**Problem to solve:** Every line from the one that holds "Output a JSON" through the final line should be returned exactly. Omit the pictures.

**Recorded information:**
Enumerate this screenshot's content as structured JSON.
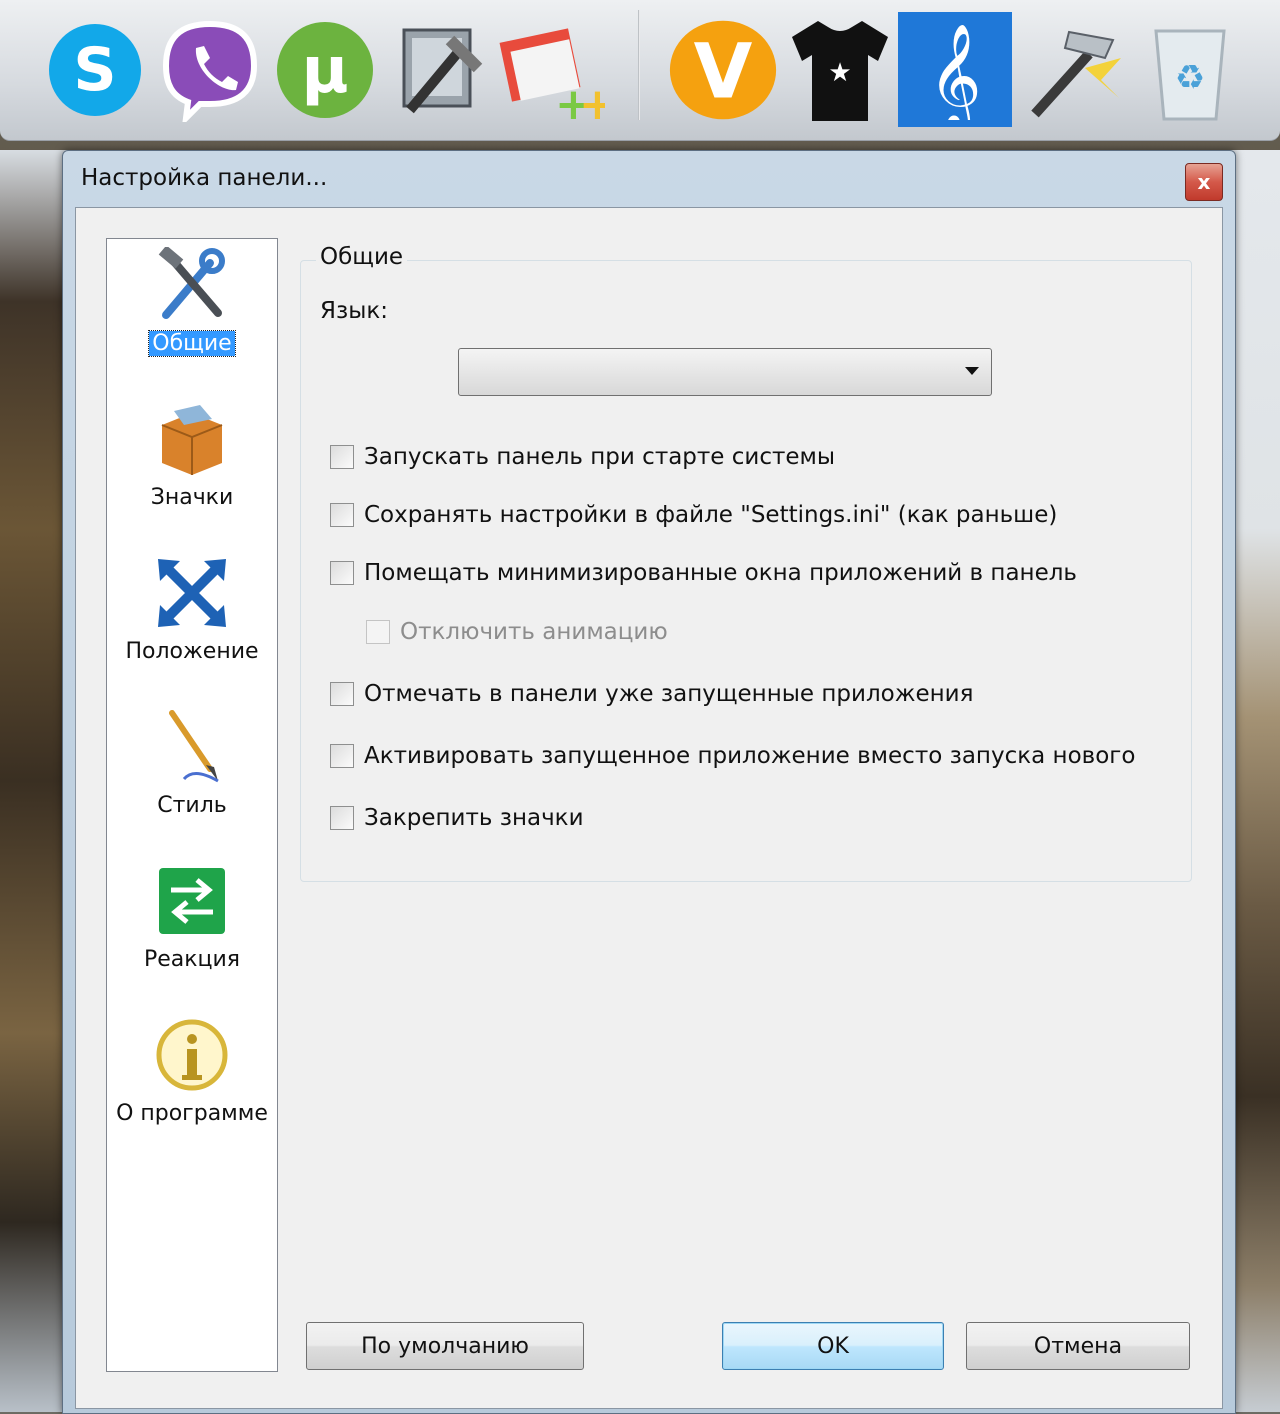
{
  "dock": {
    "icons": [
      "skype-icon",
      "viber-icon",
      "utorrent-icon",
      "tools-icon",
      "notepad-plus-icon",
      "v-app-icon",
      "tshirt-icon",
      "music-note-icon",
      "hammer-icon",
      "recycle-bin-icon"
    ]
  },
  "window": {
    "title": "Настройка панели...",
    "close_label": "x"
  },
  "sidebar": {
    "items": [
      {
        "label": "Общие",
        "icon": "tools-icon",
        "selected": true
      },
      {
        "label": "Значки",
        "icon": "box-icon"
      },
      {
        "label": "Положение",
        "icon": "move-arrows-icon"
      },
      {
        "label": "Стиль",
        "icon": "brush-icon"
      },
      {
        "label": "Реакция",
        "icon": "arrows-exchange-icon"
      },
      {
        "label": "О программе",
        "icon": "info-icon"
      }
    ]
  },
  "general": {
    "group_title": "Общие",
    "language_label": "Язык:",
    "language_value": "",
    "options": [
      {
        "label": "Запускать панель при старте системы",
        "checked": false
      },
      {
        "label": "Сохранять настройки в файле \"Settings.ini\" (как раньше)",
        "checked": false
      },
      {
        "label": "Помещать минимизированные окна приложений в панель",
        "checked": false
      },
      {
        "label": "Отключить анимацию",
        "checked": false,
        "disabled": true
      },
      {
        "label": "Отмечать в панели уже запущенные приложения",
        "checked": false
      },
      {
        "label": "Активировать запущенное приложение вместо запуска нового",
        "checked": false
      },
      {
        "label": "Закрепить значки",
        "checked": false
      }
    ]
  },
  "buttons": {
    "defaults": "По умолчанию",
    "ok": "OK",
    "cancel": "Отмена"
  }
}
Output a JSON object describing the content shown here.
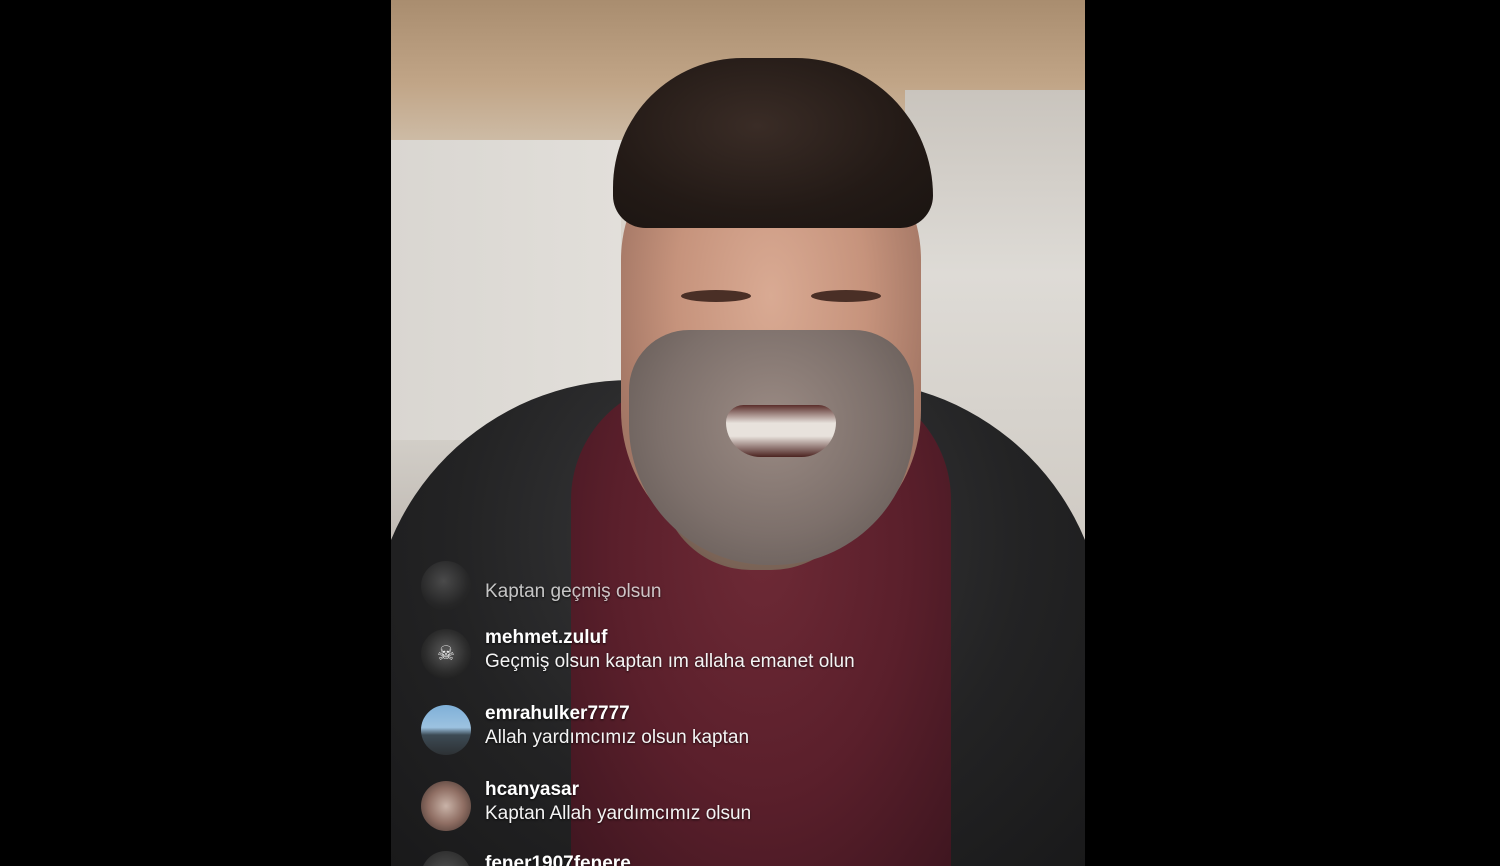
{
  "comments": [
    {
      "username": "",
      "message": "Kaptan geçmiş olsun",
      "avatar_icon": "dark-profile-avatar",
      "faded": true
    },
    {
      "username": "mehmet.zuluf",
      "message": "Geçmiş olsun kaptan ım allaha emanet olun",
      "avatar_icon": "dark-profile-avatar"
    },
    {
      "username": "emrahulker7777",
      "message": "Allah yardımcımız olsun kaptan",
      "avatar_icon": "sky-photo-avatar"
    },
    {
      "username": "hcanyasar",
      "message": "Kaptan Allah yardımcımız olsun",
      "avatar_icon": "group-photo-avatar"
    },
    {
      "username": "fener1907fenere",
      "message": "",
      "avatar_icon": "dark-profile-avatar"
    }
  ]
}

**Solved exercise:**
Output a JSON object describing the content shown here.
{
  "comments": [
    {
      "username": "",
      "message": "Kaptan geçmiş olsun",
      "avatar_icon": "dark-profile-avatar",
      "faded": true
    },
    {
      "username": "mehmet.zuluf",
      "message": "Geçmiş olsun kaptan ım allaha emanet olun",
      "avatar_icon": "dark-profile-avatar"
    },
    {
      "username": "emrahulker7777",
      "message": "Allah yardımcımız olsun kaptan",
      "avatar_icon": "sky-photo-avatar"
    },
    {
      "username": "hcanyasar",
      "message": "Kaptan Allah yardımcımız olsun",
      "avatar_icon": "group-photo-avatar"
    },
    {
      "username": "fener1907fenere",
      "message": "",
      "avatar_icon": "dark-profile-avatar"
    }
  ]
}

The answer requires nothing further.